───── Provided text ─────

Reputation: 454
I am running a spark job (scala) to convert a column to upper and filter its values
val udfExampleDF = spark.read.parquet("a.parquet")
udfExampleDF.filter(upper(col("device_type"))==="PHONE").select(col("device_type")).show()
I see that this filter is not pushed down. Here's how the physical plan looks like
== Physical Plan ==
CollectLimit 21
+- *(1) Filter (upper(device_type#138) = PHONE)
+- *(1) FileScan parquet [device_type#138] Batched: true, Format: Parquet, Location: InMemoryFileIndex[a.parquet, PartitionFilters: [], PushedFilters: [], ReadSchema: struct<orig_device_type:string>
However, if I just filter without the upper, the filter is pushed down.
Any idea why this will be. I assumed these filters will be pushed down in all cases. Thanks for the help.
Upvotes: 1
Views: 776
Reputation: 4024
Since predicate pushdown tries to remove the logical operators and push them to the data source, in our case from Filter
to FileScan parquet
, it must use the original column value.
Theoretically, if other file format supported filtering with altered column value maybe it worked (not sure PushDownPredicate
supports this even if a file format like this existed).
To solve your problem, get around this by making the dynamic values in the different side of the equation, although you have several conditions it will be much faster (try to put the more frequent values in the first conditions):
udfExampleDF.filter(col("device_type")==="Phone" or col("device_type")==="PHONE" or col("device_type")==="phone").select(col("device_type")).show()
You could also unify the column value to always be PHONE
in your data ingestion, i.e before writing the parquet files apply the upper
function, then just filter like this:
udfExampleDF.filter(col("device_type")==="PHONE").select(col("device_type")).show()
Upvotes: 4

───── Data section ─────

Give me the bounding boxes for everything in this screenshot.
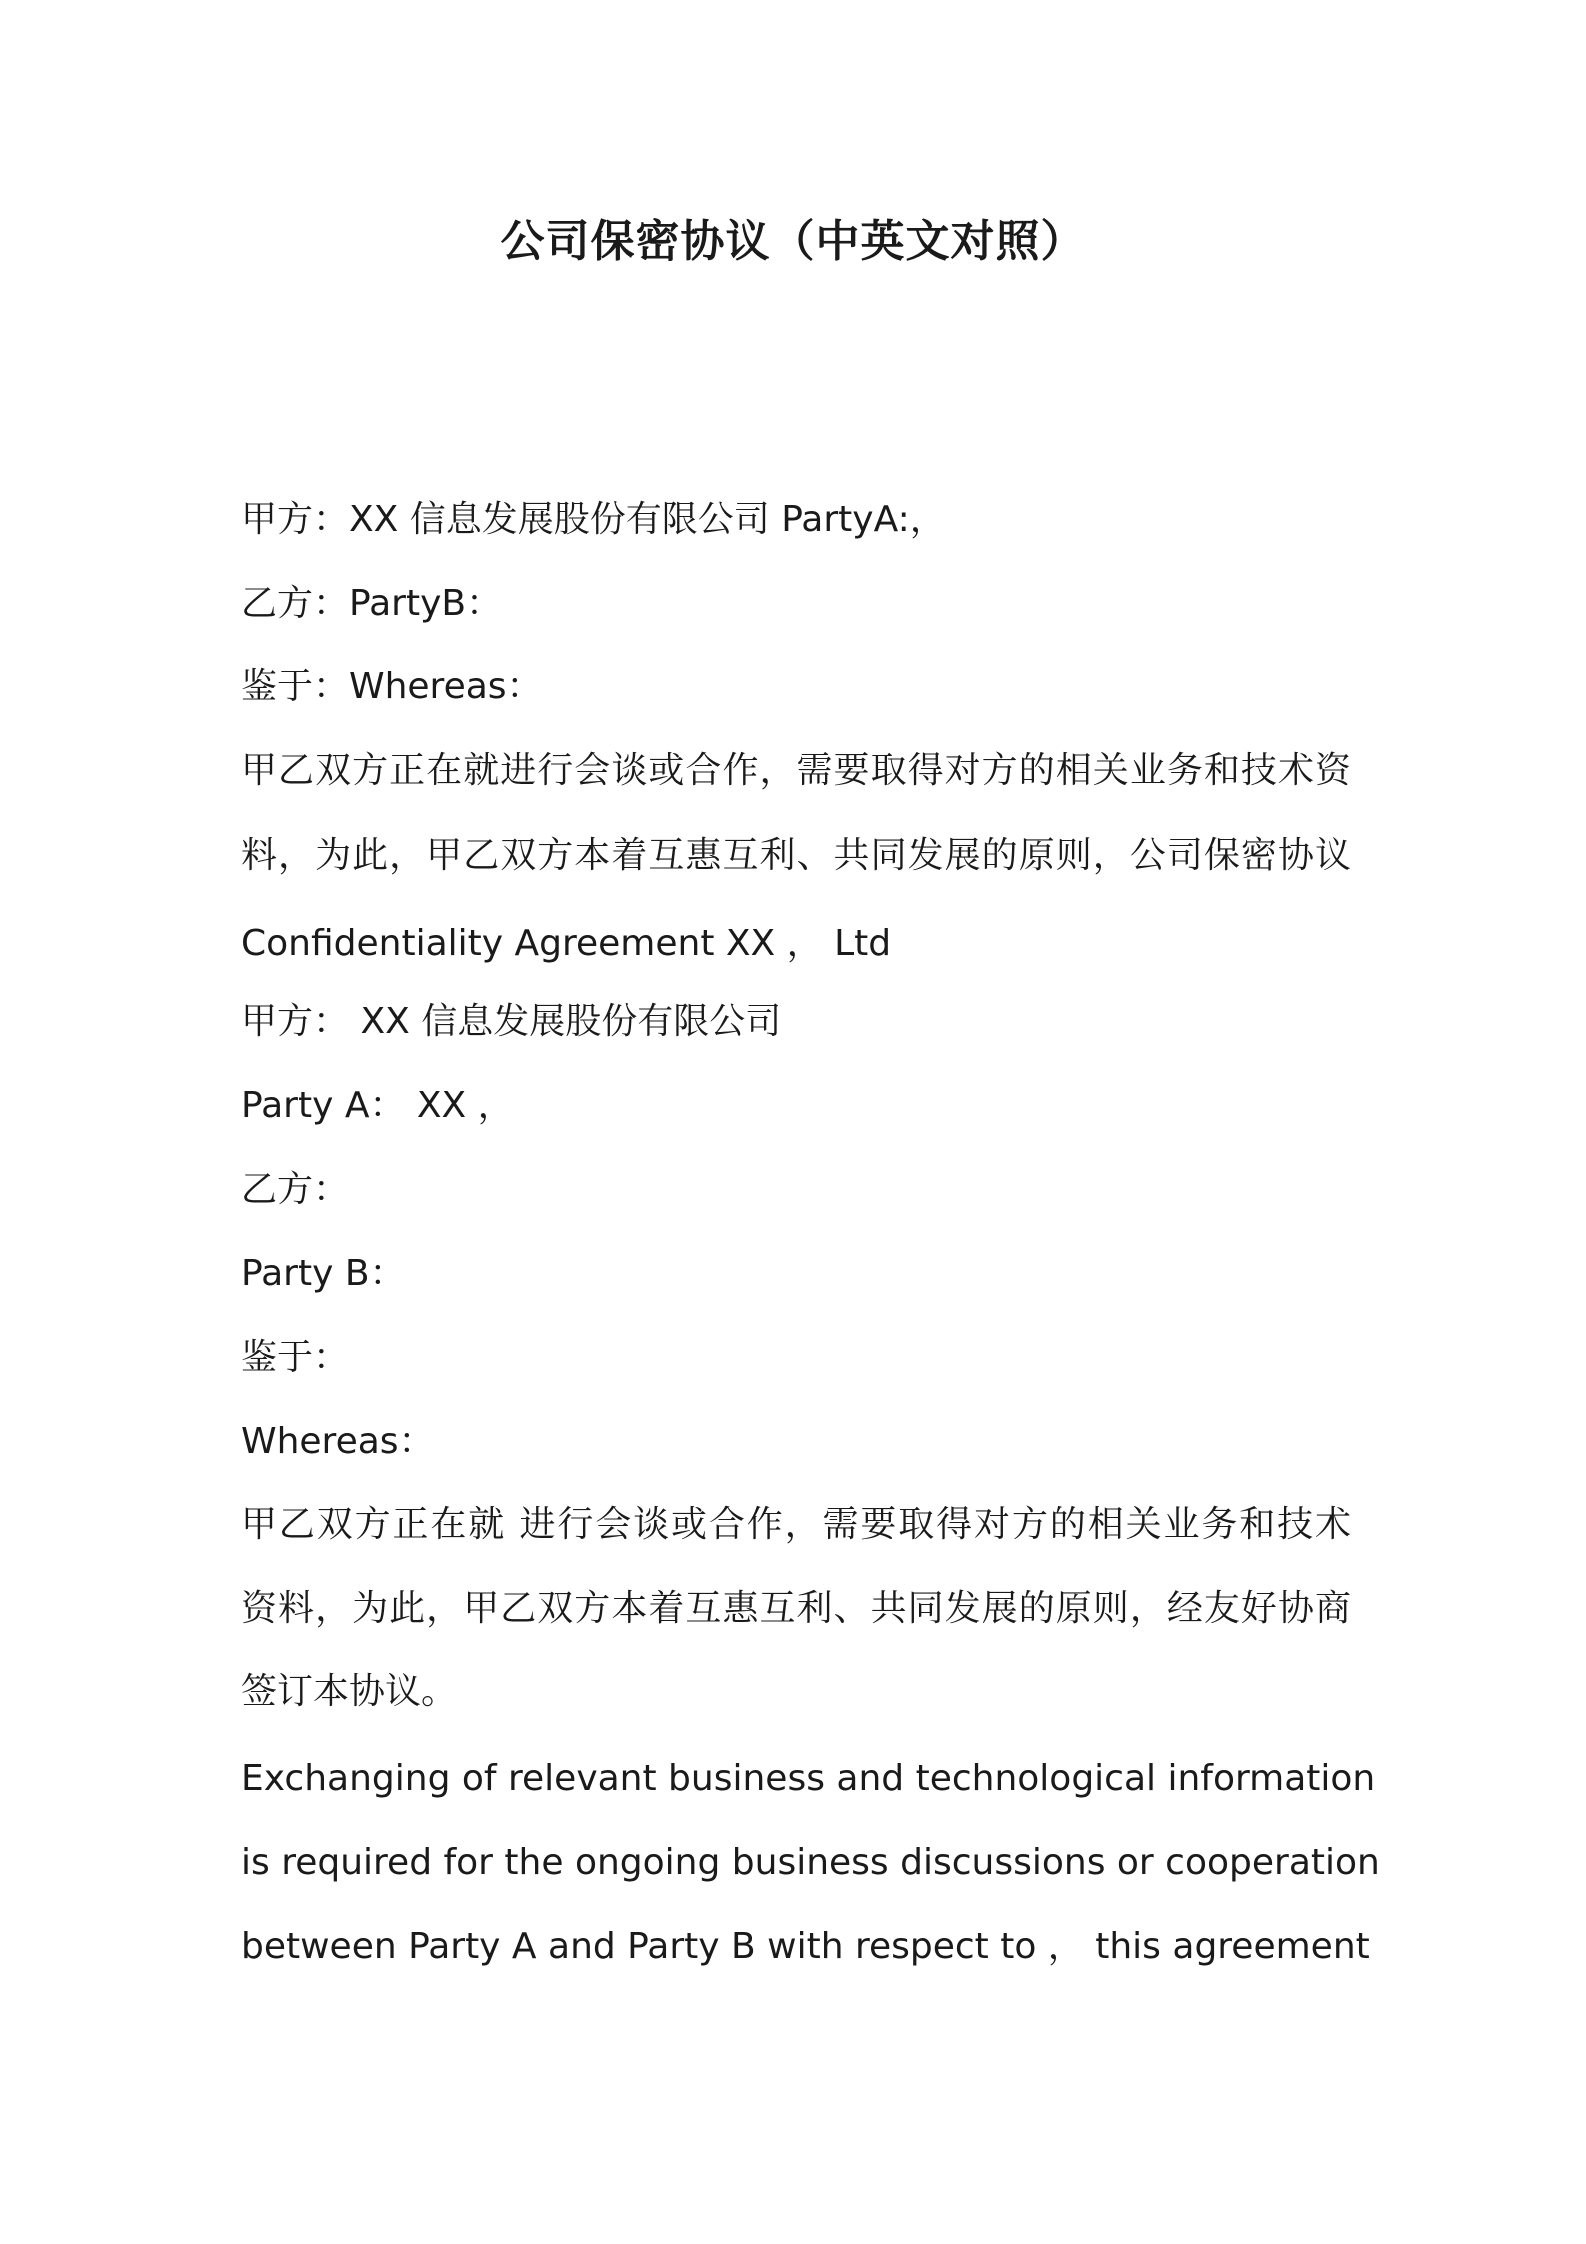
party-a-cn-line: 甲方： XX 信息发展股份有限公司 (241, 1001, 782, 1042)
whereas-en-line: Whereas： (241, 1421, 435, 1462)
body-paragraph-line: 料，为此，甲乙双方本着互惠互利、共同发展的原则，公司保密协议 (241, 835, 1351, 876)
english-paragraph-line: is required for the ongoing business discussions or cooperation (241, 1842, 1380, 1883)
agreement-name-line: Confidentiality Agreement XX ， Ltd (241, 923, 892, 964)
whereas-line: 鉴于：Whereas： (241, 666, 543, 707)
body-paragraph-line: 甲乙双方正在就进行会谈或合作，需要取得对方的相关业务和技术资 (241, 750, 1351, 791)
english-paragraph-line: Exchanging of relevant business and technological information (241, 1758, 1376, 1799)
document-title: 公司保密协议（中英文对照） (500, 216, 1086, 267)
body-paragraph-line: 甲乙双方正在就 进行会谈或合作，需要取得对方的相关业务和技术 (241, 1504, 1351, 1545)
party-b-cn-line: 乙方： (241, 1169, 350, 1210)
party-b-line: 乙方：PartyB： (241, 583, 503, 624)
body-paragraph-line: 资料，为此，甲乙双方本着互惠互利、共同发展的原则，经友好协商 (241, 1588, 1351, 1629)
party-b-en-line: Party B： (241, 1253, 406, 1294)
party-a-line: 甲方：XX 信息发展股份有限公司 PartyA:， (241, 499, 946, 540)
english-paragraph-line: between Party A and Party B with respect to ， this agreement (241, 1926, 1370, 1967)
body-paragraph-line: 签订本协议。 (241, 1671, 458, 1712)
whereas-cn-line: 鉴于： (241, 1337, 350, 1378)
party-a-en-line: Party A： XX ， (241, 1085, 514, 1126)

─────

* _Your objective_: According to the Spark pushdown thread, what kind of column value must predicate pushdown use when it moves a filter to the data source?

* _Task solution_: It must use the original column value.